▶ _THE TASK_: Each entry has to be copied exactly, with nothing missed.

Dataset excerpt:
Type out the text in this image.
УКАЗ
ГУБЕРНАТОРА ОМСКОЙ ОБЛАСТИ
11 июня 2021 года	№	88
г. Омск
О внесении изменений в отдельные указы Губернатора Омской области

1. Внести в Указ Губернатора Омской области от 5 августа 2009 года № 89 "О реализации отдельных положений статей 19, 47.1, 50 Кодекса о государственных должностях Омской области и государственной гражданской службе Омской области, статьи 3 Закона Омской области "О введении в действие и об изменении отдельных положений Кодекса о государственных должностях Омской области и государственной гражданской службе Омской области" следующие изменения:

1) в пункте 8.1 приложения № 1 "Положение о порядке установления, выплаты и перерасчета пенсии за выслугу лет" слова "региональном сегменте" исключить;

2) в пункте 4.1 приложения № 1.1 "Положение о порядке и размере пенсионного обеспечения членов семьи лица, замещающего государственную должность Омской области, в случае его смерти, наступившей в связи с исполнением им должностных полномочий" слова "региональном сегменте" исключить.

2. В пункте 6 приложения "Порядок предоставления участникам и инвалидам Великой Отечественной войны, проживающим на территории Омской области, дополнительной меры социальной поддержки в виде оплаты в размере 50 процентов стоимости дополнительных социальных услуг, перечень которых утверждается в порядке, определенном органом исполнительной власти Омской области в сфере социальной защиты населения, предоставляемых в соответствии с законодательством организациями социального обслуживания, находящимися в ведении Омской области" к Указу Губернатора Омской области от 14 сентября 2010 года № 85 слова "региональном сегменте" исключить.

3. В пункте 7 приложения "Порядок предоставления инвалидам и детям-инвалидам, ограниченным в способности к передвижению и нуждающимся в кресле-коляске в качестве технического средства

▶ _IN RESPONSE_:
Type out the text in this image.
УКАЗ
ГУБЕРНАТОРА ОМСКОЙ ОБЛАСТИ
11 июня 2021 года	№	88
г. Омск
О внесении изменений в отдельные указы Губернатора Омской области

1. Внести в Указ Губернатора Омской области от 5 августа 2009 года № 89 "О реализации отдельных положений статей 19, 47.1, 50 Кодекса о государственных должностях Омской области и государственной гражданской службе Омской области, статьи 3 Закона Омской области "О введении в действие и об изменении отдельных положений Кодекса о государственных должностях Омской области и государственной гражданской службе Омской области" следующие изменения:

1) в пункте 8.1 приложения № 1 "Положение о порядке установления, выплаты и перерасчета пенсии за выслугу лет" слова "региональном сегменте" исключить;

2) в пункте 4.1 приложения № 1.1 "Положение о порядке и размере пенсионного обеспечения членов семьи лица, замещающего государственную должность Омской области, в случае его смерти, наступившей в связи с исполнением им должностных полномочий" слова "региональном сегменте" исключить.

2. В пункте 6 приложения "Порядок предоставления участникам и инвалидам Великой Отечественной войны, проживающим на территории Омской области, дополнительной меры социальной поддержки в виде оплаты в размере 50 процентов стоимости дополнительных социальных услуг, перечень которых утверждается в порядке, определенном органом исполнительной власти Омской области в сфере социальной защиты населения, предоставляемых в соответствии с законодательством организациями социального обслуживания, находящимися в ведении Омской области" к Указу Губернатора Омской области от 14 сентября 2010 года № 85 слова "региональном сегменте" исключить.

3. В пункте 7 приложения "Порядок предоставления инвалидам и детям-инвалидам, ограниченным в способности к передвижению и нуждающимся в кресле-коляске в качестве технического средства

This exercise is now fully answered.